▸ Requirements
Look for the string "производства" in every line, and copy each line that has it.

▸ Material to process
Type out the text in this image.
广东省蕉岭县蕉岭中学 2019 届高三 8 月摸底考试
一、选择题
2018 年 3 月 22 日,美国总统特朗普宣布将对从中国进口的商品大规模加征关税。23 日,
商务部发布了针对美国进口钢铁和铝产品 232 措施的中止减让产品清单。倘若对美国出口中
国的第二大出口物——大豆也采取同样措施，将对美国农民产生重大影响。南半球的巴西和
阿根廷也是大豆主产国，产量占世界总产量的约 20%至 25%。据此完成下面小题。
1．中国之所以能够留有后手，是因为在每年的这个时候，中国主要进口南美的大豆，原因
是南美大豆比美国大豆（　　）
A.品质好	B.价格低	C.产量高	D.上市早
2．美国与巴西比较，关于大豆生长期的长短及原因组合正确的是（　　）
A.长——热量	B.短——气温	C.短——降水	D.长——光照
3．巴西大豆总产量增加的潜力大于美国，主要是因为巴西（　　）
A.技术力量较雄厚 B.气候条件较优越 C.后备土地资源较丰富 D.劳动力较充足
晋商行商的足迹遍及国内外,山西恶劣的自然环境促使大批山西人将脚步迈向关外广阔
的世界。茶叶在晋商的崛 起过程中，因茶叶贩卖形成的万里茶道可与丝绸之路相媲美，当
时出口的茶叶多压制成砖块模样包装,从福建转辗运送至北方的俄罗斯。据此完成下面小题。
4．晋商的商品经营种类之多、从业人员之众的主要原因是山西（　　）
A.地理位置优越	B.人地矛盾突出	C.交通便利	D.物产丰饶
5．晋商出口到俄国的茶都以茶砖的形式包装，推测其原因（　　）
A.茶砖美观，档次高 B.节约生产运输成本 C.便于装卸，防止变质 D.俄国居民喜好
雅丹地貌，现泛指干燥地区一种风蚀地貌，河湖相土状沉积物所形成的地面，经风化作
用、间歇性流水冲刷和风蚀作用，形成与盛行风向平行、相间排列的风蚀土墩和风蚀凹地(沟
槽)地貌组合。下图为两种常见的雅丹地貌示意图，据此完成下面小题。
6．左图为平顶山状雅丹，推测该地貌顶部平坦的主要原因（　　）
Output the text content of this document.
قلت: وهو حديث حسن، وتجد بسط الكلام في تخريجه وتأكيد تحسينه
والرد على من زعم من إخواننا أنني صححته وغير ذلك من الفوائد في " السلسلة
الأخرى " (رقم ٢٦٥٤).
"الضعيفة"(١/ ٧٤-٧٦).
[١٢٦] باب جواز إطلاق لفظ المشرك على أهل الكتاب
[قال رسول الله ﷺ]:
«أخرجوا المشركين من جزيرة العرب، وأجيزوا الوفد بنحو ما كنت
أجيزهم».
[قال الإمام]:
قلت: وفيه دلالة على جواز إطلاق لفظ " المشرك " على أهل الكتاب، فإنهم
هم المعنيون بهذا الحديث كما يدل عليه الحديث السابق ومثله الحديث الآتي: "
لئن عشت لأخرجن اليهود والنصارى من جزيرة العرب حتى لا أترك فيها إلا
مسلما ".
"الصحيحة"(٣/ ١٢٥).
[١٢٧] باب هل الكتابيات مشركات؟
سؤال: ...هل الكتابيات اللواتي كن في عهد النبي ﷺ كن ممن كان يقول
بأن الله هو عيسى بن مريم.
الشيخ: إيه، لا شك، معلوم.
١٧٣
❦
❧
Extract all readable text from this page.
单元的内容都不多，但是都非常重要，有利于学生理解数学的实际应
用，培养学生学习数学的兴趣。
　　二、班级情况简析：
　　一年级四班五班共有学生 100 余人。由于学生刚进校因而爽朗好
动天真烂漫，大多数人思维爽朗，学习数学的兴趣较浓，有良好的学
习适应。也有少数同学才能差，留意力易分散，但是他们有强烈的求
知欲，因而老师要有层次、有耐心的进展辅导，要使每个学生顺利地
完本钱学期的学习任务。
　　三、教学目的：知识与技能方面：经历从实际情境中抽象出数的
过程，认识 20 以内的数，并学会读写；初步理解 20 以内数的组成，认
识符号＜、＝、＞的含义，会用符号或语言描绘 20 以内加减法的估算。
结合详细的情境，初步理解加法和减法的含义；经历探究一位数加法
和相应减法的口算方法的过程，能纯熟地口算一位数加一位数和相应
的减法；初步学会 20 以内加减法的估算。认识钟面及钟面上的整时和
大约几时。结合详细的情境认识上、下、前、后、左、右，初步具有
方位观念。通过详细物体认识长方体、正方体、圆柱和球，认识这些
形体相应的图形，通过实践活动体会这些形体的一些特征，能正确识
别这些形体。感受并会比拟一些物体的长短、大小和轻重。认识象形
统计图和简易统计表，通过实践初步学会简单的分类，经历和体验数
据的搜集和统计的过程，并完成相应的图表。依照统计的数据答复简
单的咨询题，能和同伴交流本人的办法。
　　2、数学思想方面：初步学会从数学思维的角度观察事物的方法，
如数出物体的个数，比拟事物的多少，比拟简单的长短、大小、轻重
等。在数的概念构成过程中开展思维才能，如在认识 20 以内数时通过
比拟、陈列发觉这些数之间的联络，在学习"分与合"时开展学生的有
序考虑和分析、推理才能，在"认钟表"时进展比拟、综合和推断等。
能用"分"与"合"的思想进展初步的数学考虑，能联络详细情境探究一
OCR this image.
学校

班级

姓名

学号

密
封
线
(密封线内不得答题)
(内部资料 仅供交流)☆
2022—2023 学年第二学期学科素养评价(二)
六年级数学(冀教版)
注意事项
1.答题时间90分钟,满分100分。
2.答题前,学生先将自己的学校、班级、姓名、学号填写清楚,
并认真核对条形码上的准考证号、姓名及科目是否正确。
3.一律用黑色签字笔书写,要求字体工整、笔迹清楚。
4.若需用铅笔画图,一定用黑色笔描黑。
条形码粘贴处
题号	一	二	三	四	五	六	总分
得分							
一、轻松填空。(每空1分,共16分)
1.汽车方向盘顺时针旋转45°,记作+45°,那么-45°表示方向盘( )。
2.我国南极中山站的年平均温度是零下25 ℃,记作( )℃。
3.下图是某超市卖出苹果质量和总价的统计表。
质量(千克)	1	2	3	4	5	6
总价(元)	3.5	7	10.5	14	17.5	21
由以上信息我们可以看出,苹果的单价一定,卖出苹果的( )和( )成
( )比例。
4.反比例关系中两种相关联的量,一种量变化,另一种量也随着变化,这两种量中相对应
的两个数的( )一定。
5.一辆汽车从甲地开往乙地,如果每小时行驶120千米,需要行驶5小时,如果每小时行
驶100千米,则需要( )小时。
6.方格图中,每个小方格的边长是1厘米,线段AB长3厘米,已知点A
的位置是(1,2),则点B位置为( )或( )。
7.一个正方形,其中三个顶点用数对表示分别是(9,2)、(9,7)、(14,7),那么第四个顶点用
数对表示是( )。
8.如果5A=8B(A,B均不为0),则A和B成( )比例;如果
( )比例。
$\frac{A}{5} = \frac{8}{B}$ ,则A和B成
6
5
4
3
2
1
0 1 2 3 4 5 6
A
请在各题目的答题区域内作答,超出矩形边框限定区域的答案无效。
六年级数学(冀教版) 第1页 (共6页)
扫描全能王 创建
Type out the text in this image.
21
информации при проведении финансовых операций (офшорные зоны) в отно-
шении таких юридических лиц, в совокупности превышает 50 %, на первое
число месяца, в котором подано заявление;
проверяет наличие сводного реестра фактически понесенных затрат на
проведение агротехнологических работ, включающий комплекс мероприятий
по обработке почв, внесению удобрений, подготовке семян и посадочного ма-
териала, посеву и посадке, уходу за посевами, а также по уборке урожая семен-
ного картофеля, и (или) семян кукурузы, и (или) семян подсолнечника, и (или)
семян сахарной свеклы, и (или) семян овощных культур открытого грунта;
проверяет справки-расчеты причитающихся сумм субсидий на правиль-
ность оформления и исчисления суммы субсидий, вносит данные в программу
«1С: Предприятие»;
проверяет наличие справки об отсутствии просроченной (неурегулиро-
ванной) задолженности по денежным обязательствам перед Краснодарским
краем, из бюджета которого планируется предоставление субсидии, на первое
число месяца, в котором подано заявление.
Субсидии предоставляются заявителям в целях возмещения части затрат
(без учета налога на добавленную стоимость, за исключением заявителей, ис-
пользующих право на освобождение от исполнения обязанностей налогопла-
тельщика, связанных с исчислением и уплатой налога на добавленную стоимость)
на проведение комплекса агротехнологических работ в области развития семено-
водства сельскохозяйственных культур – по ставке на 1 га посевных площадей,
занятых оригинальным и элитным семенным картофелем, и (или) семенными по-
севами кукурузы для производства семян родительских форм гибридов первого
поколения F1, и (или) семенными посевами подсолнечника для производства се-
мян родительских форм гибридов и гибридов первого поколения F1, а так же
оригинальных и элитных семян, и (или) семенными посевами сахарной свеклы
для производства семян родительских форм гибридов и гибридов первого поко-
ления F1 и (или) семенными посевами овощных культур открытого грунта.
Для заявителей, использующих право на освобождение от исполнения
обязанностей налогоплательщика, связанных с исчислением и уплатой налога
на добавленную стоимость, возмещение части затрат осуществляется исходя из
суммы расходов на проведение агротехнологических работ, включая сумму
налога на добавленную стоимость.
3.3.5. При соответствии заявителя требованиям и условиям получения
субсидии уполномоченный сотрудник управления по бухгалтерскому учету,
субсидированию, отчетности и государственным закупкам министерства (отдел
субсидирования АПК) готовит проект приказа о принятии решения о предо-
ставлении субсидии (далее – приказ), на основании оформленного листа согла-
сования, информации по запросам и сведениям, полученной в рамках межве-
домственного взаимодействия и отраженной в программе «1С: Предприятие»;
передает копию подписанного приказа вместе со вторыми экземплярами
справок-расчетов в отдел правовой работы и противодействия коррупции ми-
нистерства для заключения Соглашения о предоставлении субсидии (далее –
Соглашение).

▸ Reply
севами кукурузы для производства семян родительских форм гибридов первого
поколения F1, и (или) семенными посевами подсолнечника для производства се-
для производства семян родительских форм гибридов и гибридов первого поко-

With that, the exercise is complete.